> [Objective]:
Write out only the lines from the line containing "Convert this screenshot" to the end of the listing below, both included, exactly as they stand. Drop the pictures.

Data records
-- Start --

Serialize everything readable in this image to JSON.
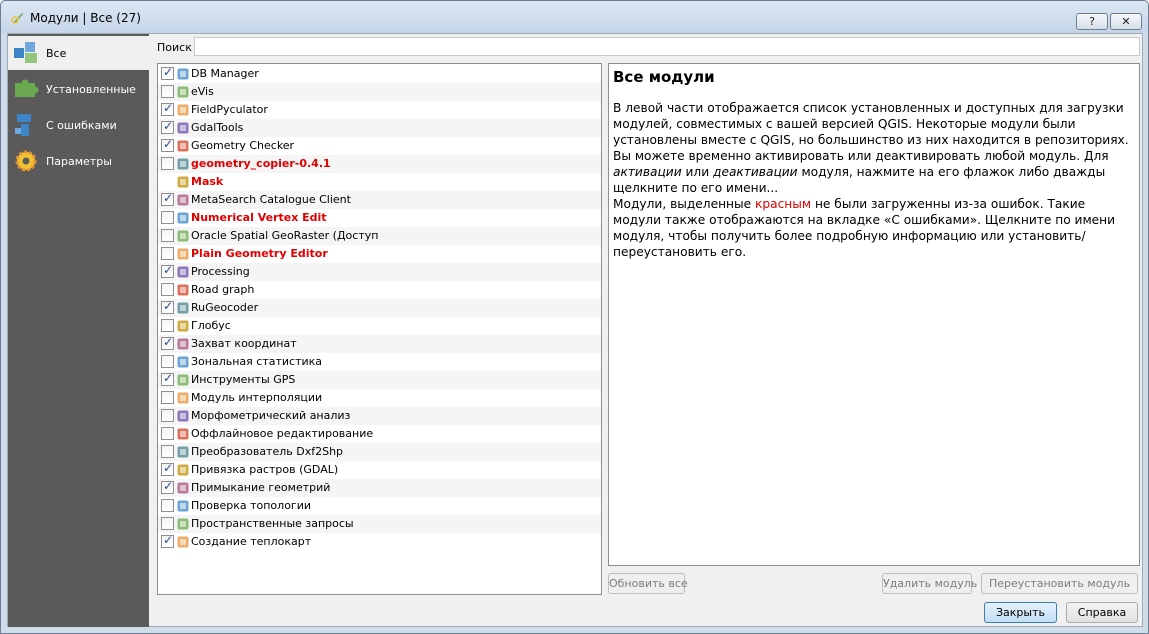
{
  "window": {
    "title": "Модули | Все (27)",
    "help_label": "?",
    "close_label": "✕"
  },
  "sidebar": {
    "items": [
      {
        "label": "Все",
        "icon": "puzzle-all-icon",
        "active": true
      },
      {
        "label": "Установленные",
        "icon": "puzzle-installed-icon",
        "active": false
      },
      {
        "label": "С ошибками",
        "icon": "puzzle-broken-icon",
        "active": false
      },
      {
        "label": "Параметры",
        "icon": "gear-icon",
        "active": false
      }
    ]
  },
  "search": {
    "label": "Поиск",
    "value": "",
    "placeholder": ""
  },
  "plugins": [
    {
      "name": "DB Manager",
      "checked": true,
      "error": false,
      "icon": "database-icon"
    },
    {
      "name": "eVis",
      "checked": false,
      "error": false,
      "icon": "evis-icon"
    },
    {
      "name": "FieldPyculator",
      "checked": true,
      "error": false,
      "icon": "calculator-icon"
    },
    {
      "name": "GdalTools",
      "checked": true,
      "error": false,
      "icon": "gdal-icon"
    },
    {
      "name": "Geometry Checker",
      "checked": true,
      "error": false,
      "icon": "geometry-checker-icon"
    },
    {
      "name": "geometry_copier-0.4.1",
      "checked": false,
      "error": true,
      "icon": "puzzle-icon"
    },
    {
      "name": "Mask",
      "checked": null,
      "error": true,
      "icon": "mask-icon"
    },
    {
      "name": "MetaSearch Catalogue Client",
      "checked": true,
      "error": false,
      "icon": "metasearch-icon"
    },
    {
      "name": "Numerical Vertex Edit",
      "checked": false,
      "error": true,
      "icon": "vertex-edit-icon"
    },
    {
      "name": "Oracle Spatial GeoRaster (Доступ",
      "checked": false,
      "error": false,
      "icon": "oracle-icon"
    },
    {
      "name": "Plain Geometry Editor",
      "checked": false,
      "error": true,
      "icon": "geometry-editor-icon"
    },
    {
      "name": "Processing",
      "checked": true,
      "error": false,
      "icon": "processing-gear-icon"
    },
    {
      "name": "Road graph",
      "checked": false,
      "error": false,
      "icon": "road-graph-icon"
    },
    {
      "name": "RuGeocoder",
      "checked": true,
      "error": false,
      "icon": "geocoder-icon"
    },
    {
      "name": "Глобус",
      "checked": false,
      "error": false,
      "icon": "globe-icon"
    },
    {
      "name": "Захват координат",
      "checked": true,
      "error": false,
      "icon": "crosshair-icon"
    },
    {
      "name": "Зональная статистика",
      "checked": false,
      "error": false,
      "icon": "zonal-stats-icon"
    },
    {
      "name": "Инструменты GPS",
      "checked": true,
      "error": false,
      "icon": "gps-icon"
    },
    {
      "name": "Модуль интерполяции",
      "checked": false,
      "error": false,
      "icon": "interpolation-icon"
    },
    {
      "name": "Морфометрический анализ",
      "checked": false,
      "error": false,
      "icon": "morphometry-icon"
    },
    {
      "name": "Оффлайновое редактирование",
      "checked": false,
      "error": false,
      "icon": "offline-edit-icon"
    },
    {
      "name": "Преобразователь Dxf2Shp",
      "checked": false,
      "error": false,
      "icon": "dxf-icon"
    },
    {
      "name": "Привязка растров (GDAL)",
      "checked": true,
      "error": false,
      "icon": "georeferencer-icon"
    },
    {
      "name": "Примыкание геометрий",
      "checked": true,
      "error": false,
      "icon": "snap-icon"
    },
    {
      "name": "Проверка топологии",
      "checked": false,
      "error": false,
      "icon": "topology-icon"
    },
    {
      "name": "Пространственные запросы",
      "checked": false,
      "error": false,
      "icon": "spatial-query-icon"
    },
    {
      "name": "Создание теплокарт",
      "checked": true,
      "error": false,
      "icon": "heatmap-icon"
    }
  ],
  "description": {
    "title": "Все модули",
    "p1": "В левой части отображается список установленных и доступных для загрузки модулей, совместимых с вашей версией QGIS. Некоторые модули были установлены вместе с QGIS, но большинство из них находится в репозиториях.",
    "p2_a": "Вы можете временно активировать или деактивировать любой модуль. Для ",
    "p2_b": "активации",
    "p2_c": " или ",
    "p2_d": "деактивации",
    "p2_e": " модуля, нажмите на его флажок либо дважды щелкните по его имени...",
    "p3_a": "Модули, выделенные ",
    "p3_b": "красным",
    "p3_c": " не были загруженны из-за ошибок. Такие модули также отображаются на вкладке «С ошибками». Щелкните по имени модуля, чтобы получить более подробную информацию или установить/переустановить его.",
    "error_color": "#e00000"
  },
  "buttons": {
    "upgrade_all": "Обновить все",
    "uninstall": "Удалить модуль",
    "reinstall": "Переустановить модуль",
    "close": "Закрыть",
    "help": "Справка"
  }
}
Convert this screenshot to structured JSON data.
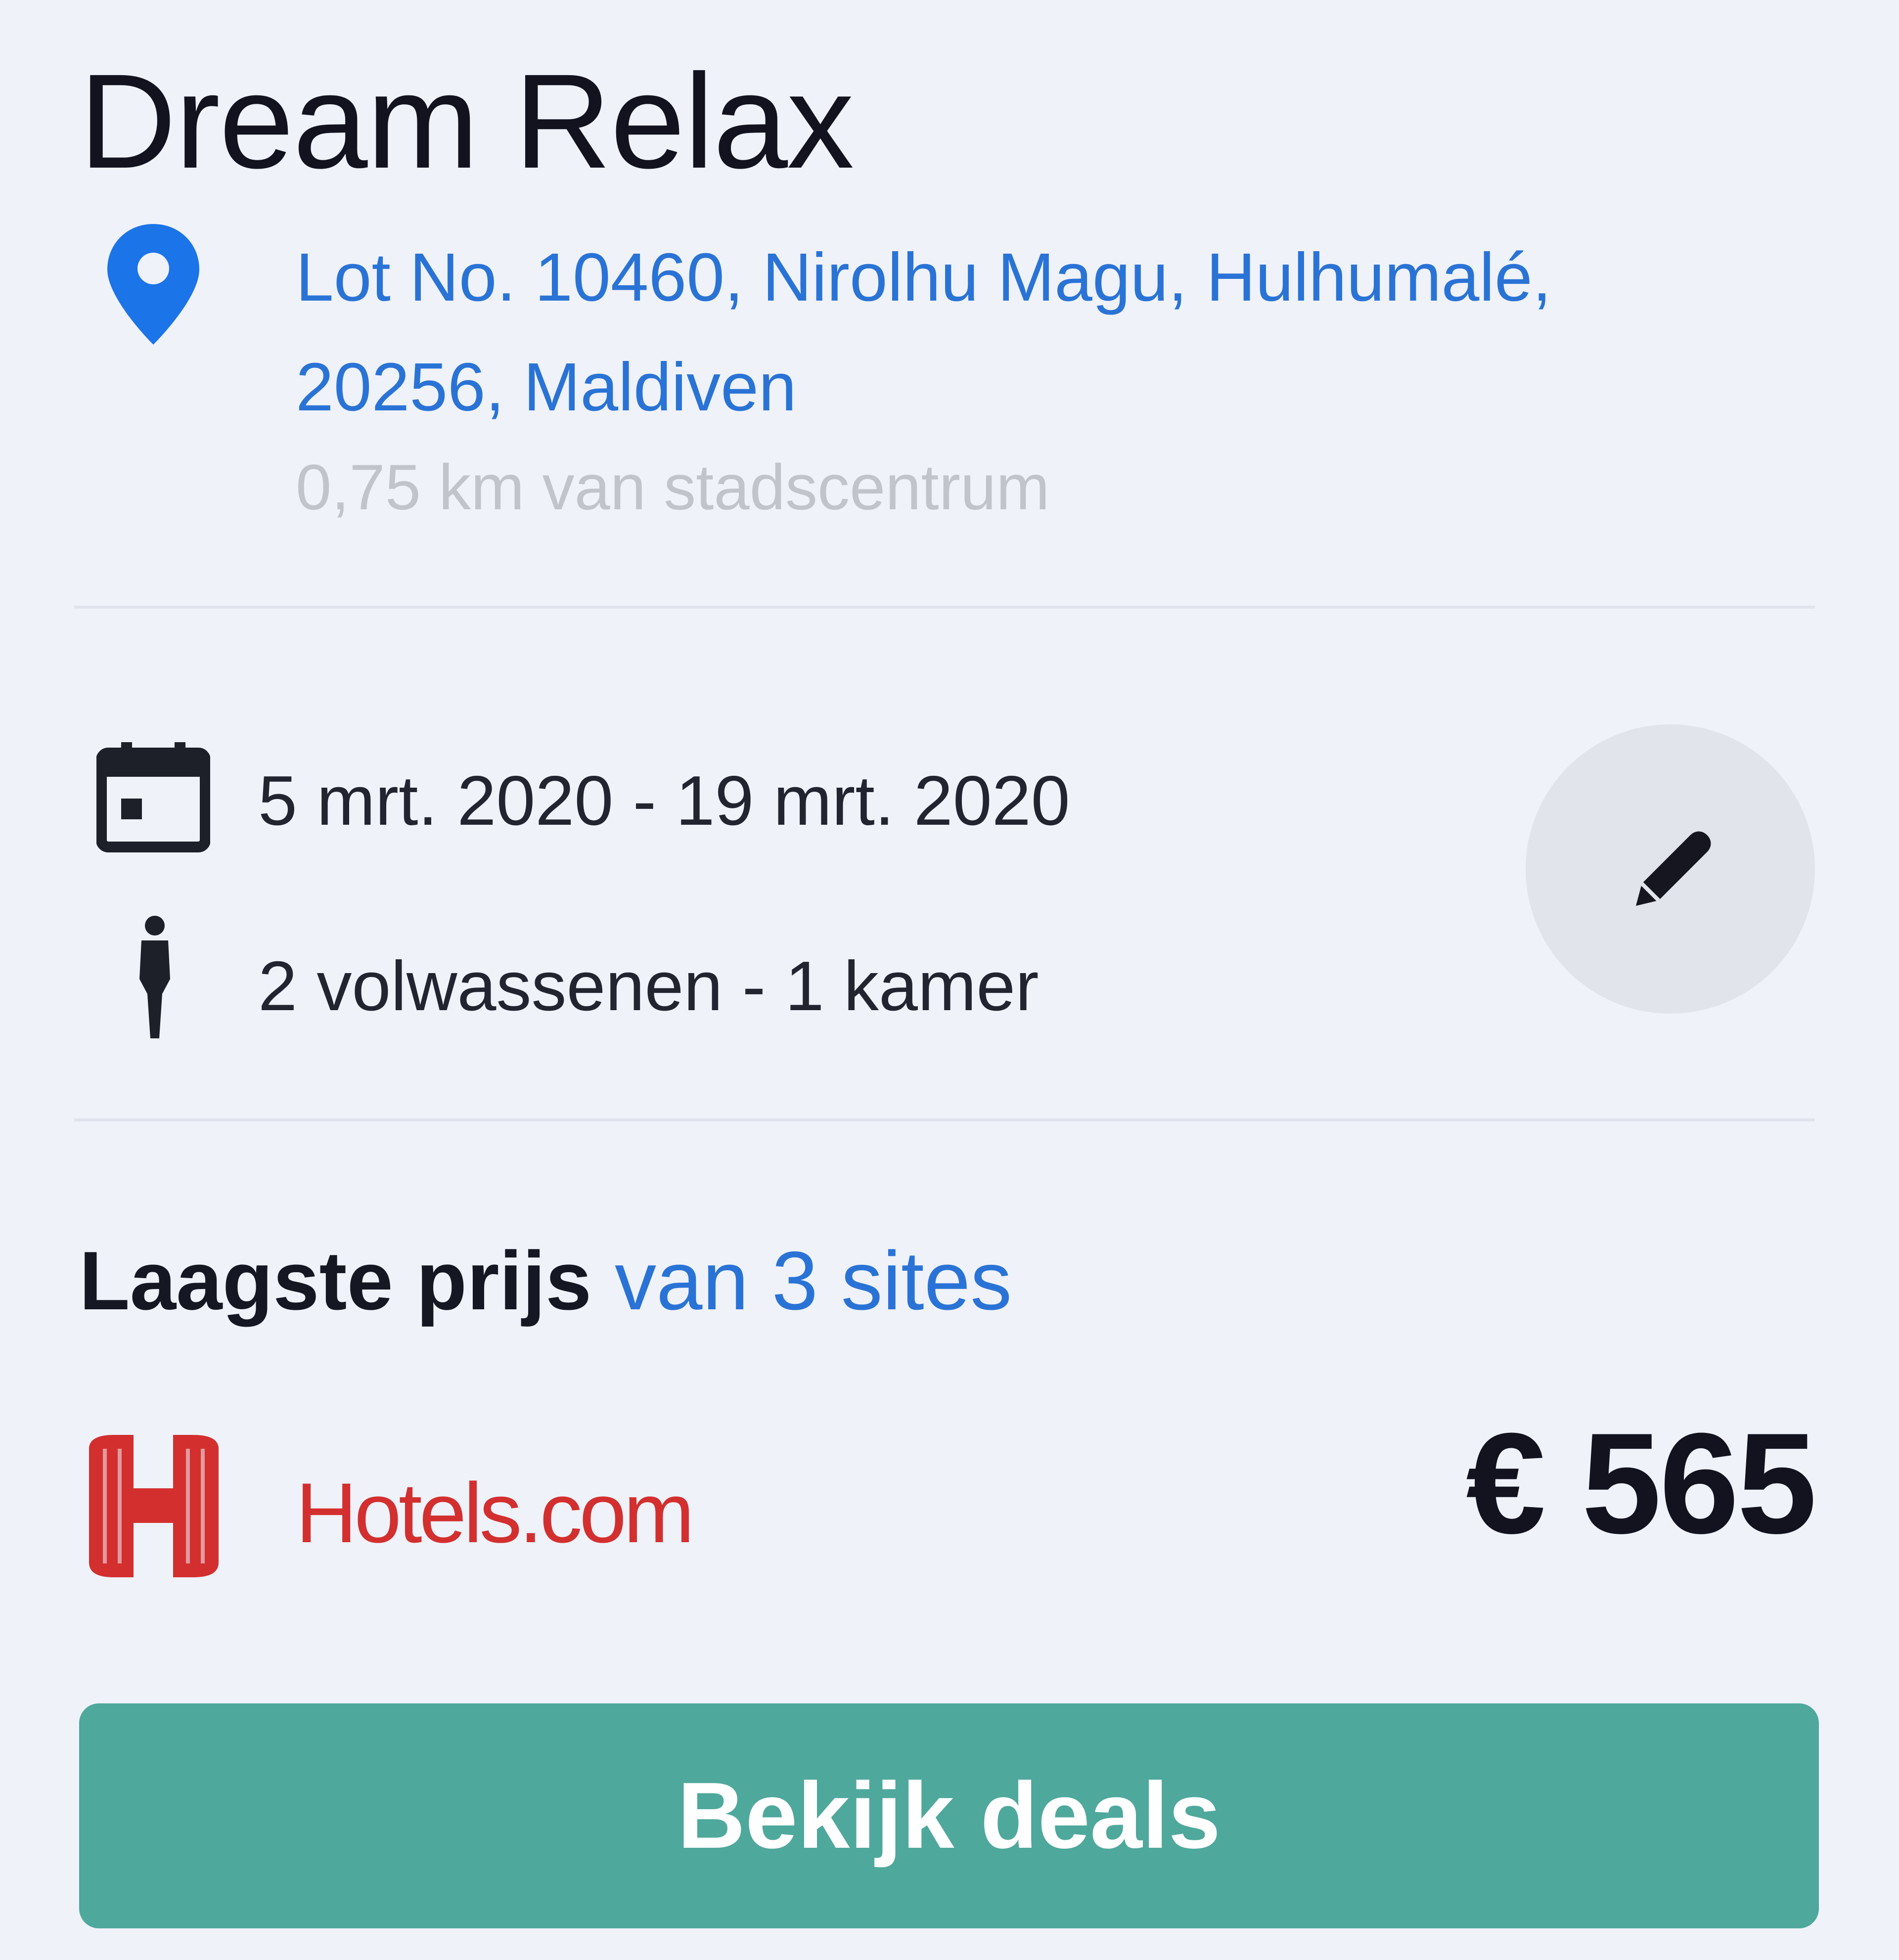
{
  "hotel": {
    "name": "Dream Relax",
    "address": "Lot No. 10460, Nirolhu Magu, Hulhumalé, 20256, Maldiven",
    "distance": "0,75 km van stadscentrum"
  },
  "stay": {
    "dates": "5 mrt. 2020 - 19 mrt. 2020",
    "guests": "2 volwassenen - 1 kamer"
  },
  "pricing": {
    "label": "Laagste prijs",
    "sites_link": "van 3 sites",
    "provider": "Hotels.com",
    "price": "€ 565",
    "cta_label": "Bekijk deals"
  },
  "icons": {
    "location": "map-pin-icon",
    "calendar": "calendar-icon",
    "person": "person-icon",
    "edit": "pencil-icon",
    "provider_logo": "hotels-com-logo"
  },
  "colors": {
    "background": "#eff2f9",
    "link_blue": "#2a73d6",
    "pin_blue": "#1b74e8",
    "hotels_red": "#d32f2f",
    "cta_green": "#4fa89c"
  }
}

-- End --

> [Correct response]:
Convert this screenshot to structured JSON data.
{
  "hotel": {
    "name": "Dream Relax",
    "address": "Lot No. 10460, Nirolhu Magu, Hulhumalé, 20256, Maldiven",
    "distance": "0,75 km van stadscentrum"
  },
  "stay": {
    "dates": "5 mrt. 2020 - 19 mrt. 2020",
    "guests": "2 volwassenen - 1 kamer"
  },
  "pricing": {
    "label": "Laagste prijs",
    "sites_link": "van 3 sites",
    "provider": "Hotels.com",
    "price": "€ 565",
    "cta_label": "Bekijk deals"
  },
  "icons": {
    "location": "map-pin-icon",
    "calendar": "calendar-icon",
    "person": "person-icon",
    "edit": "pencil-icon",
    "provider_logo": "hotels-com-logo"
  },
  "colors": {
    "background": "#eff2f9",
    "link_blue": "#2a73d6",
    "pin_blue": "#1b74e8",
    "hotels_red": "#d32f2f",
    "cta_green": "#4fa89c"
  }
}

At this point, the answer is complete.